### Objective
Recast every line of the listing below as a Markdown table with the columns Row and Line, numbering the rows and leaving out blank lines.

----

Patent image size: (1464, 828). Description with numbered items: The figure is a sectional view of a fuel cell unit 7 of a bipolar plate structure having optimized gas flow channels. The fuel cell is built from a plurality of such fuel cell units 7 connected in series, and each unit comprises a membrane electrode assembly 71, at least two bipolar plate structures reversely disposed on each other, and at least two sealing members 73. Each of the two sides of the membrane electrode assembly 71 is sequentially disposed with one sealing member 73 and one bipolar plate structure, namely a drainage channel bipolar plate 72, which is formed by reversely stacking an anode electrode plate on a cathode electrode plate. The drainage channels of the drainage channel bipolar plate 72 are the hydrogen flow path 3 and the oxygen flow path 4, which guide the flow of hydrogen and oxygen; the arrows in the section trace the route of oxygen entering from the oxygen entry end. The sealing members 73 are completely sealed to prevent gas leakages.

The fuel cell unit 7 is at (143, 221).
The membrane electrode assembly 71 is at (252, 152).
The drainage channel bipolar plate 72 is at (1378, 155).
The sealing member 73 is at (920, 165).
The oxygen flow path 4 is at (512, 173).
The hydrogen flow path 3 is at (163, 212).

----

### Solution for this problem
| Row | Line |
|---|---|
| 1 | Patent image size: (1464, 828). Description with numbered items: The figure is a sectional view of a fuel cell unit 7 of a bipolar plate structure having optimized gas flow channels. The fuel cell is built from a plurality of such fuel cell units 7 connected in series, and each unit comprises a membrane electrode assembly 71, at least two bipolar plate structures reversely disposed on each other, and at least two sealing members 73. Each of the two sides of the membrane electrode assembly 71 is sequentially disposed with one sealing member 73 and one bipolar plate structure, namely a drainage channel bipolar plate 72, which is formed by reversely stacking an anode electrode plate on a cathode electrode plate. The drainage channels of the drainage channel bipolar plate 72 are the hydrogen flow path 3 and the oxygen flow path 4, which guide the flow of hydrogen and oxygen; the arrows in the section trace the route of oxygen entering from the oxygen entry end. The sealing members 73 are completely sealed to prevent gas leakages. |
| 2 | The fuel cell unit 7 is at (143, 221). |
| 3 | The membrane electrode assembly 71 is at (252, 152). |
| 4 | The drainage channel bipolar plate 72 is at (1378, 155). |
| 5 | The sealing member 73 is at (920, 165). |
| 6 | The oxygen flow path 4 is at (512, 173). |
| 7 | The hydrogen flow path 3 is at (163, 212). |